---------- STORED RECORDS

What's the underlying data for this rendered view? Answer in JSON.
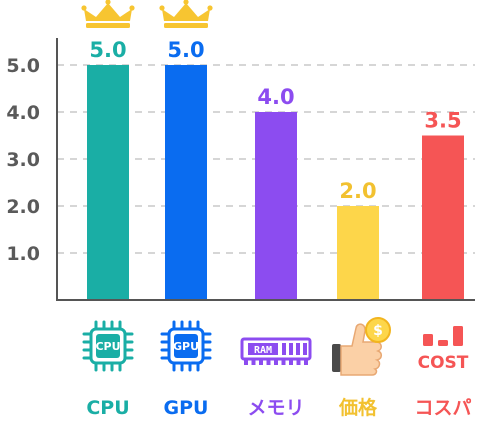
{
  "chart_data": {
    "type": "bar",
    "categories": [
      "CPU",
      "GPU",
      "メモリ",
      "価格",
      "コスパ"
    ],
    "values": [
      5.0,
      5.0,
      4.0,
      2.0,
      3.5
    ],
    "value_labels": [
      "5.0",
      "5.0",
      "4.0",
      "2.0",
      "3.5"
    ],
    "colors": [
      "#1aaea5",
      "#0a6cf0",
      "#8c4cf0",
      "#fdd64a",
      "#f55555"
    ],
    "label_colors": [
      "#1aaea5",
      "#0a6cf0",
      "#8c4cf0",
      "#f2c130",
      "#f55555"
    ],
    "crowned": [
      true,
      true,
      false,
      false,
      false
    ],
    "icons": [
      "cpu-chip-icon",
      "gpu-chip-icon",
      "ram-module-icon",
      "thumbs-up-coin-icon",
      "cost-bars-icon"
    ],
    "icon_texts": [
      "CPU",
      "GPU",
      "RAM",
      "$",
      "COST"
    ],
    "yticks": [
      "1.0",
      "2.0",
      "3.0",
      "4.0",
      "5.0"
    ],
    "ylim": [
      0,
      5.0
    ],
    "grid": true,
    "title": "",
    "xlabel": "",
    "ylabel": ""
  }
}
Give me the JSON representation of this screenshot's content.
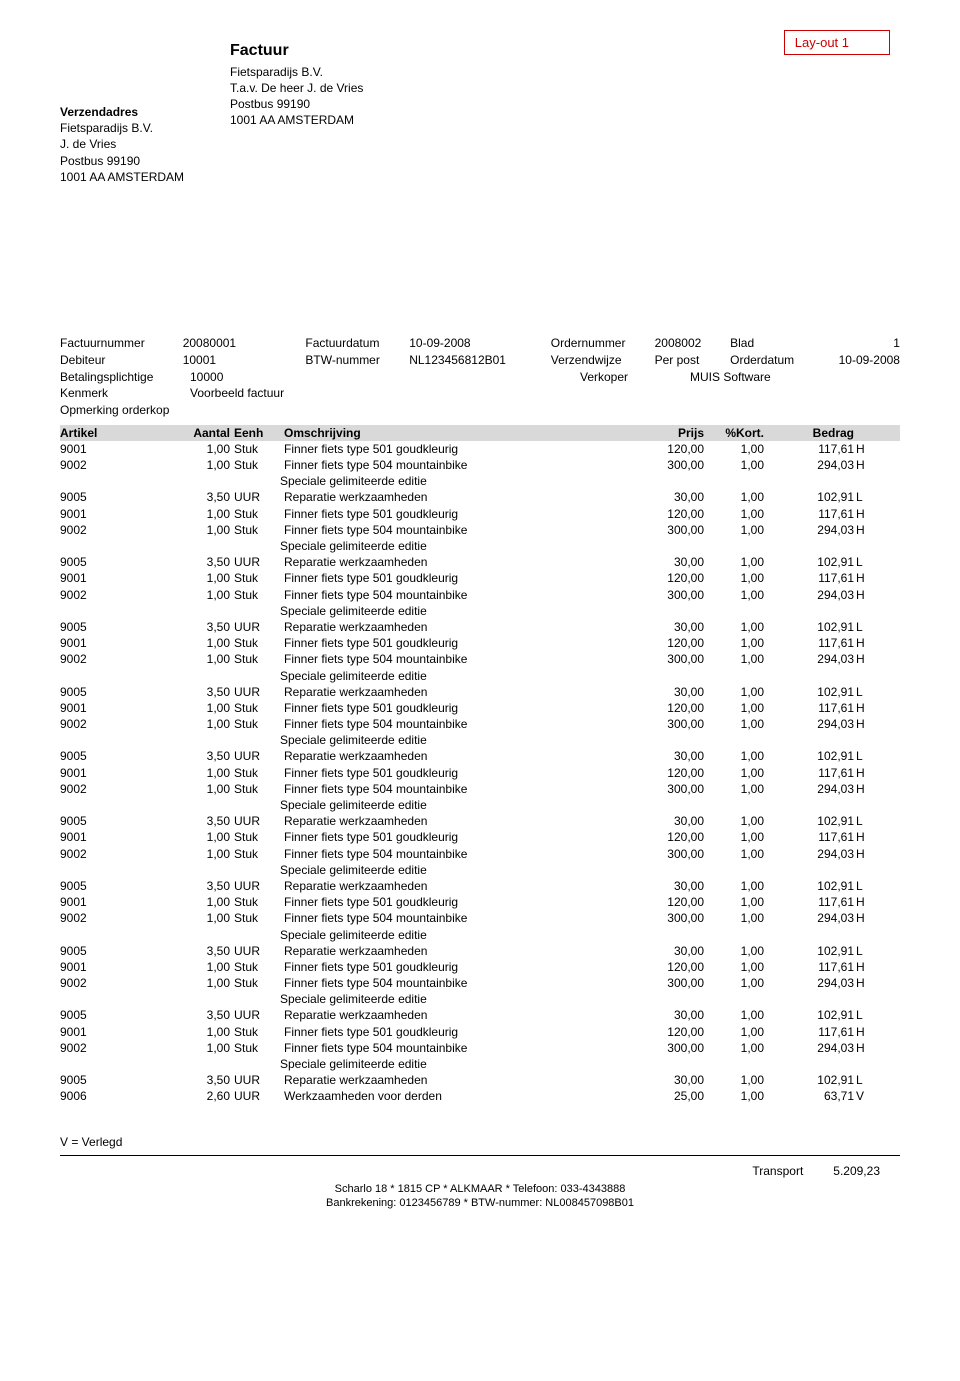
{
  "layout_label": "Lay-out 1",
  "document_title": "Factuur",
  "sender": {
    "title": "Verzendadres",
    "name": "Fietsparadijs B.V.",
    "attn": "J. de Vries",
    "pobox": "Postbus 99190",
    "city": "1001 AA   AMSTERDAM"
  },
  "recipient": {
    "name": "Fietsparadijs B.V.",
    "attn": "T.a.v. De heer J. de Vries",
    "pobox": "Postbus 99190",
    "city": "1001 AA   AMSTERDAM"
  },
  "meta": {
    "factuurnummer_lbl": "Factuurnummer",
    "factuurnummer": "20080001",
    "factuurdatum_lbl": "Factuurdatum",
    "factuurdatum": "10-09-2008",
    "ordernummer_lbl": "Ordernummer",
    "ordernummer": "2008002",
    "blad_lbl": "Blad",
    "blad": "1",
    "debiteur_lbl": "Debiteur",
    "debiteur": "10001",
    "btw_lbl": "BTW-nummer",
    "btw": "NL123456812B01",
    "verzendwijze_lbl": "Verzendwijze",
    "verzendwijze": "Per post",
    "orderdatum_lbl": "Orderdatum",
    "orderdatum": "10-09-2008",
    "betalingsplichtige_lbl": "Betalingsplichtige",
    "betalingsplichtige": "10000",
    "verkoper_lbl": "Verkoper",
    "verkoper": "MUIS Software",
    "kenmerk_lbl": "Kenmerk",
    "kenmerk": "Voorbeeld factuur",
    "opmerking_lbl": "Opmerking orderkop"
  },
  "columns": {
    "artikel": "Artikel",
    "aantal": "Aantal",
    "eenh": "Eenh",
    "omschrijving": "Omschrijving",
    "prijs": "Prijs",
    "kort": "%Kort.",
    "bedrag": "Bedrag"
  },
  "lines": [
    {
      "art": "9001",
      "qty": "1,00",
      "unit": "Stuk",
      "desc": "Finner fiets type 501 goudkleurig",
      "price": "120,00",
      "kort": "1,00",
      "amt": "117,61",
      "code": "H"
    },
    {
      "art": "9002",
      "qty": "1,00",
      "unit": "Stuk",
      "desc": "Finner fiets type 504 mountainbike",
      "sub": "Speciale gelimiteerde editie",
      "price": "300,00",
      "kort": "1,00",
      "amt": "294,03",
      "code": "H"
    },
    {
      "art": "9005",
      "qty": "3,50",
      "unit": "UUR",
      "desc": "Reparatie werkzaamheden",
      "price": "30,00",
      "kort": "1,00",
      "amt": "102,91",
      "code": "L"
    },
    {
      "art": "9001",
      "qty": "1,00",
      "unit": "Stuk",
      "desc": "Finner fiets type 501 goudkleurig",
      "price": "120,00",
      "kort": "1,00",
      "amt": "117,61",
      "code": "H"
    },
    {
      "art": "9002",
      "qty": "1,00",
      "unit": "Stuk",
      "desc": "Finner fiets type 504 mountainbike",
      "sub": "Speciale gelimiteerde editie",
      "price": "300,00",
      "kort": "1,00",
      "amt": "294,03",
      "code": "H"
    },
    {
      "art": "9005",
      "qty": "3,50",
      "unit": "UUR",
      "desc": "Reparatie werkzaamheden",
      "price": "30,00",
      "kort": "1,00",
      "amt": "102,91",
      "code": "L"
    },
    {
      "art": "9001",
      "qty": "1,00",
      "unit": "Stuk",
      "desc": "Finner fiets type 501 goudkleurig",
      "price": "120,00",
      "kort": "1,00",
      "amt": "117,61",
      "code": "H"
    },
    {
      "art": "9002",
      "qty": "1,00",
      "unit": "Stuk",
      "desc": "Finner fiets type 504 mountainbike",
      "sub": "Speciale gelimiteerde editie",
      "price": "300,00",
      "kort": "1,00",
      "amt": "294,03",
      "code": "H"
    },
    {
      "art": "9005",
      "qty": "3,50",
      "unit": "UUR",
      "desc": "Reparatie werkzaamheden",
      "price": "30,00",
      "kort": "1,00",
      "amt": "102,91",
      "code": "L"
    },
    {
      "art": "9001",
      "qty": "1,00",
      "unit": "Stuk",
      "desc": "Finner fiets type 501 goudkleurig",
      "price": "120,00",
      "kort": "1,00",
      "amt": "117,61",
      "code": "H"
    },
    {
      "art": "9002",
      "qty": "1,00",
      "unit": "Stuk",
      "desc": "Finner fiets type 504 mountainbike",
      "sub": "Speciale gelimiteerde editie",
      "price": "300,00",
      "kort": "1,00",
      "amt": "294,03",
      "code": "H"
    },
    {
      "art": "9005",
      "qty": "3,50",
      "unit": "UUR",
      "desc": "Reparatie werkzaamheden",
      "price": "30,00",
      "kort": "1,00",
      "amt": "102,91",
      "code": "L"
    },
    {
      "art": "9001",
      "qty": "1,00",
      "unit": "Stuk",
      "desc": "Finner fiets type 501 goudkleurig",
      "price": "120,00",
      "kort": "1,00",
      "amt": "117,61",
      "code": "H"
    },
    {
      "art": "9002",
      "qty": "1,00",
      "unit": "Stuk",
      "desc": "Finner fiets type 504 mountainbike",
      "sub": "Speciale gelimiteerde editie",
      "price": "300,00",
      "kort": "1,00",
      "amt": "294,03",
      "code": "H"
    },
    {
      "art": "9005",
      "qty": "3,50",
      "unit": "UUR",
      "desc": "Reparatie werkzaamheden",
      "price": "30,00",
      "kort": "1,00",
      "amt": "102,91",
      "code": "L"
    },
    {
      "art": "9001",
      "qty": "1,00",
      "unit": "Stuk",
      "desc": "Finner fiets type 501 goudkleurig",
      "price": "120,00",
      "kort": "1,00",
      "amt": "117,61",
      "code": "H"
    },
    {
      "art": "9002",
      "qty": "1,00",
      "unit": "Stuk",
      "desc": "Finner fiets type 504 mountainbike",
      "sub": "Speciale gelimiteerde editie",
      "price": "300,00",
      "kort": "1,00",
      "amt": "294,03",
      "code": "H"
    },
    {
      "art": "9005",
      "qty": "3,50",
      "unit": "UUR",
      "desc": "Reparatie werkzaamheden",
      "price": "30,00",
      "kort": "1,00",
      "amt": "102,91",
      "code": "L"
    },
    {
      "art": "9001",
      "qty": "1,00",
      "unit": "Stuk",
      "desc": "Finner fiets type 501 goudkleurig",
      "price": "120,00",
      "kort": "1,00",
      "amt": "117,61",
      "code": "H"
    },
    {
      "art": "9002",
      "qty": "1,00",
      "unit": "Stuk",
      "desc": "Finner fiets type 504 mountainbike",
      "sub": "Speciale gelimiteerde editie",
      "price": "300,00",
      "kort": "1,00",
      "amt": "294,03",
      "code": "H"
    },
    {
      "art": "9005",
      "qty": "3,50",
      "unit": "UUR",
      "desc": "Reparatie werkzaamheden",
      "price": "30,00",
      "kort": "1,00",
      "amt": "102,91",
      "code": "L"
    },
    {
      "art": "9001",
      "qty": "1,00",
      "unit": "Stuk",
      "desc": "Finner fiets type 501 goudkleurig",
      "price": "120,00",
      "kort": "1,00",
      "amt": "117,61",
      "code": "H"
    },
    {
      "art": "9002",
      "qty": "1,00",
      "unit": "Stuk",
      "desc": "Finner fiets type 504 mountainbike",
      "sub": "Speciale gelimiteerde editie",
      "price": "300,00",
      "kort": "1,00",
      "amt": "294,03",
      "code": "H"
    },
    {
      "art": "9005",
      "qty": "3,50",
      "unit": "UUR",
      "desc": "Reparatie werkzaamheden",
      "price": "30,00",
      "kort": "1,00",
      "amt": "102,91",
      "code": "L"
    },
    {
      "art": "9001",
      "qty": "1,00",
      "unit": "Stuk",
      "desc": "Finner fiets type 501 goudkleurig",
      "price": "120,00",
      "kort": "1,00",
      "amt": "117,61",
      "code": "H"
    },
    {
      "art": "9002",
      "qty": "1,00",
      "unit": "Stuk",
      "desc": "Finner fiets type 504 mountainbike",
      "sub": "Speciale gelimiteerde editie",
      "price": "300,00",
      "kort": "1,00",
      "amt": "294,03",
      "code": "H"
    },
    {
      "art": "9005",
      "qty": "3,50",
      "unit": "UUR",
      "desc": "Reparatie werkzaamheden",
      "price": "30,00",
      "kort": "1,00",
      "amt": "102,91",
      "code": "L"
    },
    {
      "art": "9001",
      "qty": "1,00",
      "unit": "Stuk",
      "desc": "Finner fiets type 501 goudkleurig",
      "price": "120,00",
      "kort": "1,00",
      "amt": "117,61",
      "code": "H"
    },
    {
      "art": "9002",
      "qty": "1,00",
      "unit": "Stuk",
      "desc": "Finner fiets type 504 mountainbike",
      "sub": "Speciale gelimiteerde editie",
      "price": "300,00",
      "kort": "1,00",
      "amt": "294,03",
      "code": "H"
    },
    {
      "art": "9005",
      "qty": "3,50",
      "unit": "UUR",
      "desc": "Reparatie werkzaamheden",
      "price": "30,00",
      "kort": "1,00",
      "amt": "102,91",
      "code": "L"
    },
    {
      "art": "9006",
      "qty": "2,60",
      "unit": "UUR",
      "desc": "Werkzaamheden voor derden",
      "price": "25,00",
      "kort": "1,00",
      "amt": "63,71",
      "code": "V"
    }
  ],
  "legend": "V = Verlegd",
  "transport_lbl": "Transport",
  "transport_val": "5.209,23",
  "footer1": "Scharlo 18 * 1815 CP * ALKMAAR * Telefoon: 033-4343888",
  "footer2": "Bankrekening: 0123456789 * BTW-nummer: NL008457098B01"
}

--------------------

Report every line containing the word "JSON" from the listing above.

_RESULT FOR THIS EXERCISE_:
What's the underlying data for this rendered view? Answer in JSON.
Give me the JSON representation of this screenshot's content.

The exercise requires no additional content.